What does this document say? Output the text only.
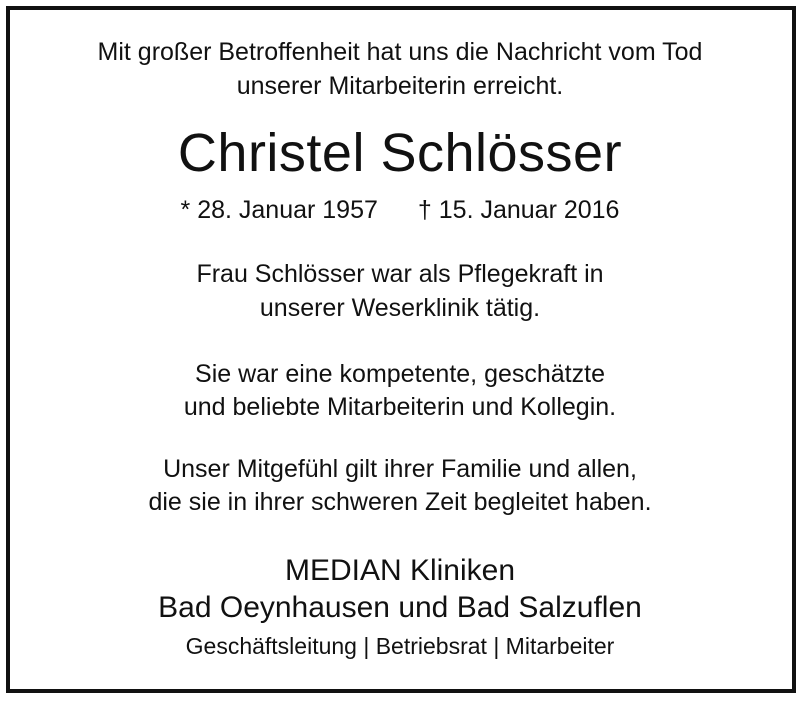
Mit großer Betroffenheit hat uns die Nachricht vom Tod
unserer Mitarbeiterin erreicht.
Christel Schlösser
* 28. Januar 1957 † 15. Januar 2016
Frau Schlösser war als Pflegekraft in
unserer Weserklinik tätig.
Sie war eine kompetente, geschätzte
und beliebte Mitarbeiterin und Kollegin.
Unser Mitgefühl gilt ihrer Familie und allen,
die sie in ihrer schweren Zeit begleitet haben.
MEDIAN Kliniken
Bad Oeynhausen und Bad Salzuflen
Geschäftsleitung | Betriebsrat | Mitarbeiter
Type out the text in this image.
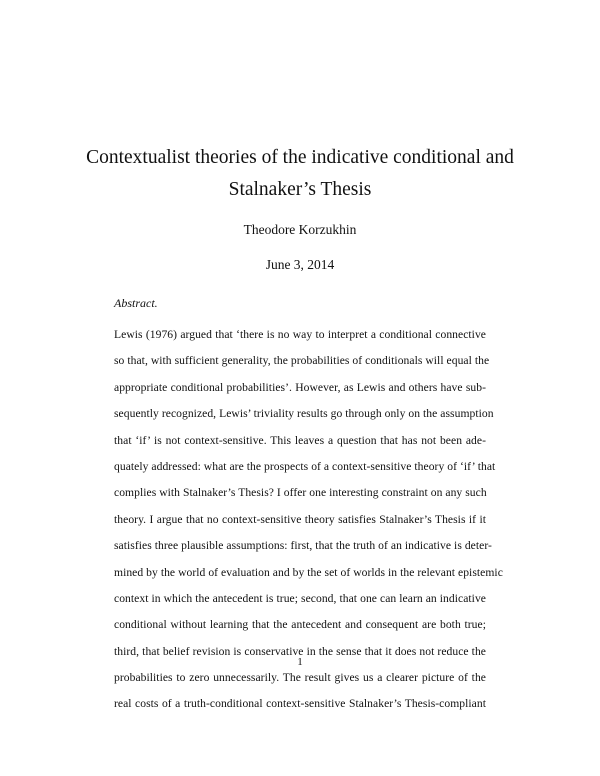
Contextualist theories of the indicative conditional and
Stalnaker’s Thesis
Theodore Korzukhin
June 3, 2014
Abstract.
Lewis (1976) argued that ‘there is no way to interpret a conditional connective
so that, with sufficient generality, the probabilities of conditionals will equal the
appropriate conditional probabilities’. However, as Lewis and others have sub-
sequently recognized, Lewis’ triviality results go through only on the assumption
that ‘if’ is not context-sensitive. This leaves a question that has not been ade-
quately addressed: what are the prospects of a context-sensitive theory of ‘if’ that
complies with Stalnaker’s Thesis? I offer one interesting constraint on any such
theory. I argue that no context-sensitive theory satisfies Stalnaker’s Thesis if it
satisfies three plausible assumptions: first, that the truth of an indicative is deter-
mined by the world of evaluation and by the set of worlds in the relevant epistemic
context in which the antecedent is true; second, that one can learn an indicative
conditional without learning that the antecedent and consequent are both true;
third, that belief revision is conservative in the sense that it does not reduce the
probabilities to zero unnecessarily. The result gives us a clearer picture of the
real costs of a truth-conditional context-sensitive Stalnaker’s Thesis-compliant
1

□ □ □ □ □

* _Task details_: Count the lines in the records above that hold the word "unserer", and give only that number.

* _Complete output_: 2